-- Start Data extract --

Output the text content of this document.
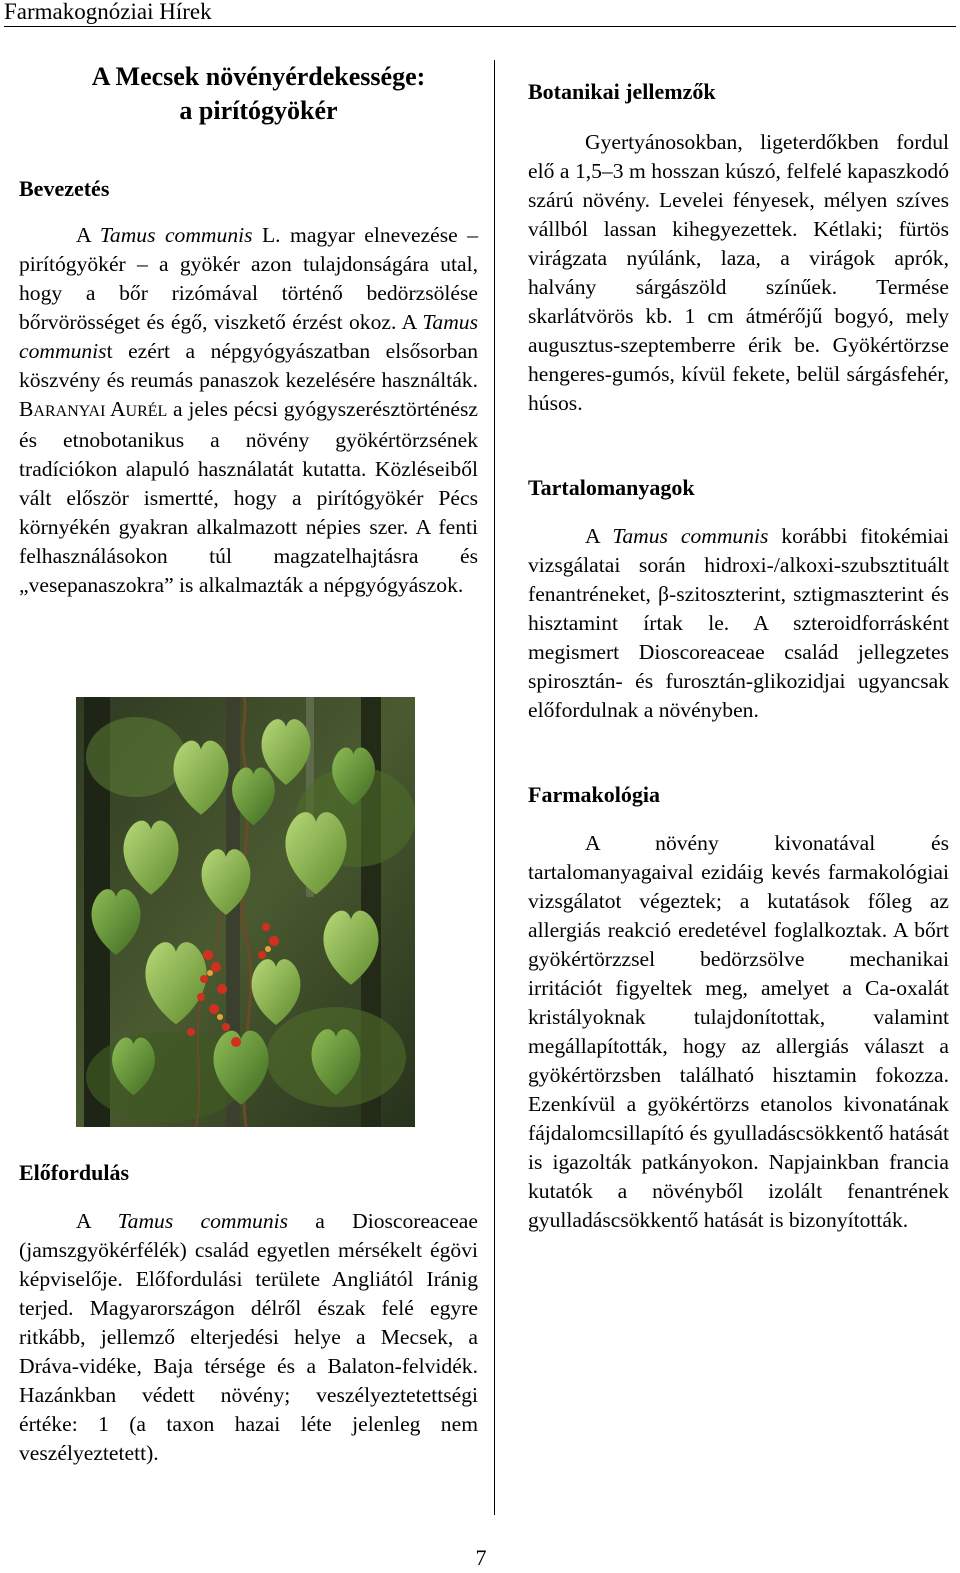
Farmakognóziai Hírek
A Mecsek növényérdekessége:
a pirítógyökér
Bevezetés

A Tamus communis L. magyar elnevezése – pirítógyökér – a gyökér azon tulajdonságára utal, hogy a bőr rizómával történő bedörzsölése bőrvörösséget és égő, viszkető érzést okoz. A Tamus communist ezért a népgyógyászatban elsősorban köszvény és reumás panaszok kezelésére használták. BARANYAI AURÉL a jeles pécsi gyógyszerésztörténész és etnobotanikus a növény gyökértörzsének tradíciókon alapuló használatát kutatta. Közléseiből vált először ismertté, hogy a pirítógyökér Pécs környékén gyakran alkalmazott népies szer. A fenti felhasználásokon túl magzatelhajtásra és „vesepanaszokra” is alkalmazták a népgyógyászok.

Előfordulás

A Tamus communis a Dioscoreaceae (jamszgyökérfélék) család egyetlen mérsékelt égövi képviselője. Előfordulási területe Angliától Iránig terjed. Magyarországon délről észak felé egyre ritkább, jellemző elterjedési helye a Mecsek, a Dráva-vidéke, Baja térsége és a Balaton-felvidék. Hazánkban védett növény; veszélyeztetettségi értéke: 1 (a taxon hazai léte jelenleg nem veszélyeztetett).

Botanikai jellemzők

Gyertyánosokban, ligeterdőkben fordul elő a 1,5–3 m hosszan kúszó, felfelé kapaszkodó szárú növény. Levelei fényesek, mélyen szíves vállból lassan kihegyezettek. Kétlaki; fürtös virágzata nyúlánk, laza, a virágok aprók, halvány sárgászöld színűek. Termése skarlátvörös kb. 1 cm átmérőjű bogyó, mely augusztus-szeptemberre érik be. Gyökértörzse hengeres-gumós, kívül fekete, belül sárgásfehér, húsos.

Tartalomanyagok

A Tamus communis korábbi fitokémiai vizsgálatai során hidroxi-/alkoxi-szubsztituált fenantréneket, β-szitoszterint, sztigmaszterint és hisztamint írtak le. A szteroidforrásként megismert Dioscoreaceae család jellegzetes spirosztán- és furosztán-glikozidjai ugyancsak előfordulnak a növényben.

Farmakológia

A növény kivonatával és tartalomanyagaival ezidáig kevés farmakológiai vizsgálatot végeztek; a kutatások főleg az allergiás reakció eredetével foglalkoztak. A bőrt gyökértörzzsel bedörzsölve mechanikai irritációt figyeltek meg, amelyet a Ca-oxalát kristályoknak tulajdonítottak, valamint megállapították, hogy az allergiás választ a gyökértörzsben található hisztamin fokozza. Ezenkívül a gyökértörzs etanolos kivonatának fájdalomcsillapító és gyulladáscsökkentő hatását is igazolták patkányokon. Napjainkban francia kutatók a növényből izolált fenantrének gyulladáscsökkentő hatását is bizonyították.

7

-- End Data extract --
-- Start Data extract --

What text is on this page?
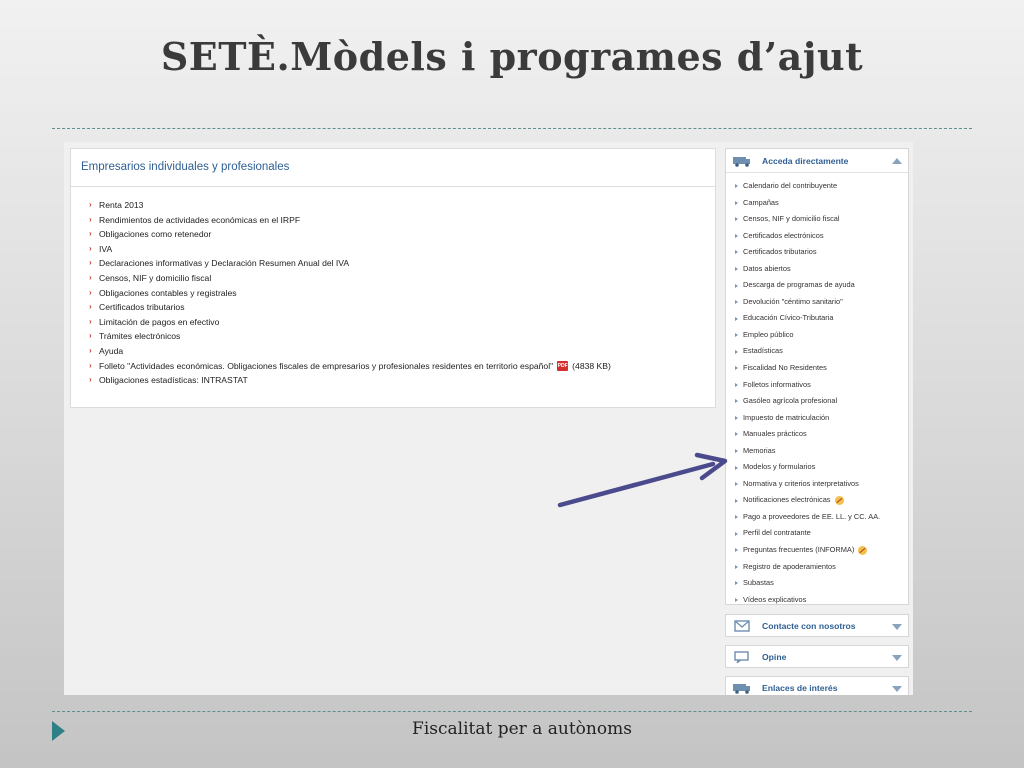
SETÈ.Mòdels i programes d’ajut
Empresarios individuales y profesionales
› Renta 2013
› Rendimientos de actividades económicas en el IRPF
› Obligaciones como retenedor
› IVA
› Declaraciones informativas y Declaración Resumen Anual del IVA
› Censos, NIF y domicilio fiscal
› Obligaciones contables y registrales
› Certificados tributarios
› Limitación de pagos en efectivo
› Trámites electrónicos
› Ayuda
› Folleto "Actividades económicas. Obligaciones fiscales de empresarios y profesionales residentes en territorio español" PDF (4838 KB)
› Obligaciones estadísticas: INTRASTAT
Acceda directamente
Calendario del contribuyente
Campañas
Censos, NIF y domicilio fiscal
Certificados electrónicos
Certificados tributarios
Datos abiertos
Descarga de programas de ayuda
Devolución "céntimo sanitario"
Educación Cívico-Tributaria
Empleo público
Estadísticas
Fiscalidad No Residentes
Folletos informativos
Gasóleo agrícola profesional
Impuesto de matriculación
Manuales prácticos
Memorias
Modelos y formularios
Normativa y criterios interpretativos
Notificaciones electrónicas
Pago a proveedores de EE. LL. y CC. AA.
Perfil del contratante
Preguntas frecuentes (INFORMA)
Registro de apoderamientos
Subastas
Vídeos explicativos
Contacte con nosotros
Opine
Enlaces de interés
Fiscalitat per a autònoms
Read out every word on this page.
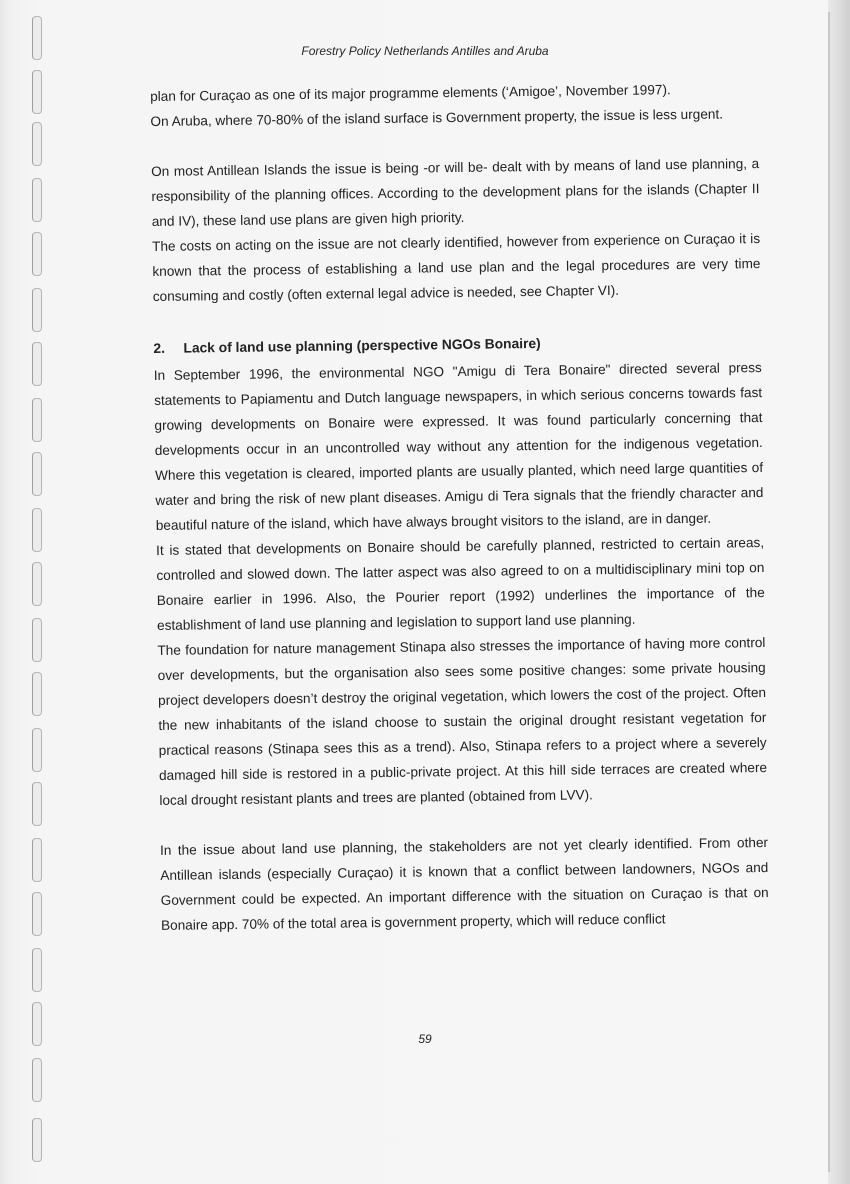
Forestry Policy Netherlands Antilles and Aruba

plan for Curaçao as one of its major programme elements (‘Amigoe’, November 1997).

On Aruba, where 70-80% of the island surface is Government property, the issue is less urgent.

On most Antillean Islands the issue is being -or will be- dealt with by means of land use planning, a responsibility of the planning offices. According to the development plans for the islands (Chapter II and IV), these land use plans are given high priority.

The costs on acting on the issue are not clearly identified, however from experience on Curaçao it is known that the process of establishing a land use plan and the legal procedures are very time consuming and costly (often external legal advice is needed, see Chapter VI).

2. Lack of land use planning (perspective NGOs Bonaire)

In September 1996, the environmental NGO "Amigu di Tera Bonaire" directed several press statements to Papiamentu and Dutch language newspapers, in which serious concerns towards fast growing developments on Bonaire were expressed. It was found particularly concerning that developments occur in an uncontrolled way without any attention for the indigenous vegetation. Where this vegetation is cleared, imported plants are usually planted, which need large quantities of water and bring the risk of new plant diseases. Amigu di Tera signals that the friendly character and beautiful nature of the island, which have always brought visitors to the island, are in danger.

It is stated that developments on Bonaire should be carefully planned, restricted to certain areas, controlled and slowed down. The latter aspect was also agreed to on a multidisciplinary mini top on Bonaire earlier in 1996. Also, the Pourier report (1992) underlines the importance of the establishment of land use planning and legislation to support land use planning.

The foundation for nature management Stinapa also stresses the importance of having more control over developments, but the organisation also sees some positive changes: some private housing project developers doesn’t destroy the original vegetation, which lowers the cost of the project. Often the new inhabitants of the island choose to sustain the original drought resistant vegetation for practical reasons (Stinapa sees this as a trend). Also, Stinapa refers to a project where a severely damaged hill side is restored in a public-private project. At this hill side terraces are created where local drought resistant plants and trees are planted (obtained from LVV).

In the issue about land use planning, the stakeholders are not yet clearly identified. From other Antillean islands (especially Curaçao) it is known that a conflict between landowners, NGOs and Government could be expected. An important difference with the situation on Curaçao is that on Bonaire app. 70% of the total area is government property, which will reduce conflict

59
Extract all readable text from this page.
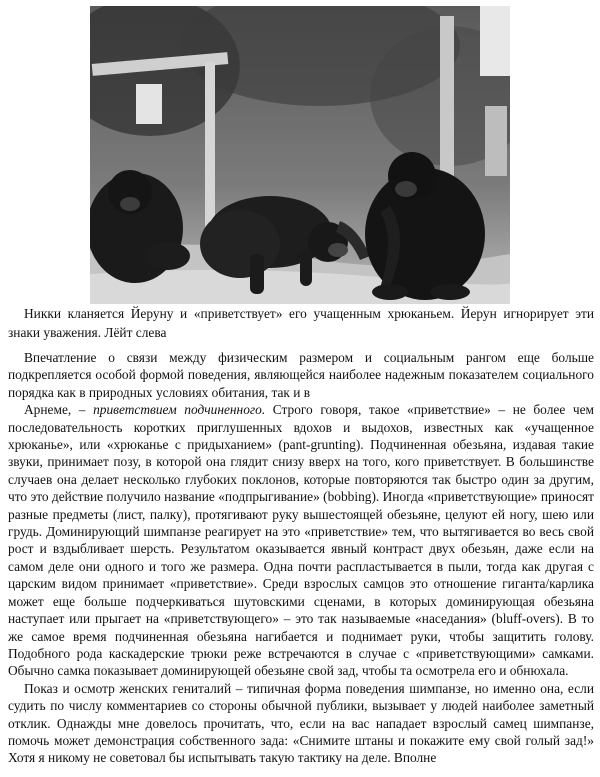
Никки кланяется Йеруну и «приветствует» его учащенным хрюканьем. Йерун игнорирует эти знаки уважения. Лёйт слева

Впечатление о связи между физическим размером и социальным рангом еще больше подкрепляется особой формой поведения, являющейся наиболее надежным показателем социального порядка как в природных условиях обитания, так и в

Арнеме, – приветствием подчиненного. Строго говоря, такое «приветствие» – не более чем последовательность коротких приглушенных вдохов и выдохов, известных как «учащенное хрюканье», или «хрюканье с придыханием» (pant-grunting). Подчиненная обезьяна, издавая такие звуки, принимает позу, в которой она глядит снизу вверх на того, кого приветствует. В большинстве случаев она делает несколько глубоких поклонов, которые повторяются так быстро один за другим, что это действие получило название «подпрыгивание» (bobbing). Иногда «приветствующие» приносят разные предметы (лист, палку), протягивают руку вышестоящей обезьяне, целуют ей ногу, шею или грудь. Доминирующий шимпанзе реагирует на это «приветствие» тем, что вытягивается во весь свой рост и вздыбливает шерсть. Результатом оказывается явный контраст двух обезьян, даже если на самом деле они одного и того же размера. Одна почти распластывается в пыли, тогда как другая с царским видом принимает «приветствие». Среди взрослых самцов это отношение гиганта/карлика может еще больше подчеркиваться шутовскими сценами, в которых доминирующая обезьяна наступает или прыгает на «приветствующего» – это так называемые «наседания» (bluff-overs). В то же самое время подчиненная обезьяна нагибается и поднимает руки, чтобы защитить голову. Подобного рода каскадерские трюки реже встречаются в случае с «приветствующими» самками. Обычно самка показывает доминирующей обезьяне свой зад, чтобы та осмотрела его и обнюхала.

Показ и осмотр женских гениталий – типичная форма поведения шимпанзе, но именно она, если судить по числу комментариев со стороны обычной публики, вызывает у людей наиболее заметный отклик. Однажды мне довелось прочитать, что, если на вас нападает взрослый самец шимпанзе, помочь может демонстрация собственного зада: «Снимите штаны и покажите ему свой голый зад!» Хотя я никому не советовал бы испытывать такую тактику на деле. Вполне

-- End Data extract --

▶ [Aim]:
The answer is one number: how many lines of the material above contain "económicas".

▶ [Output below]:
2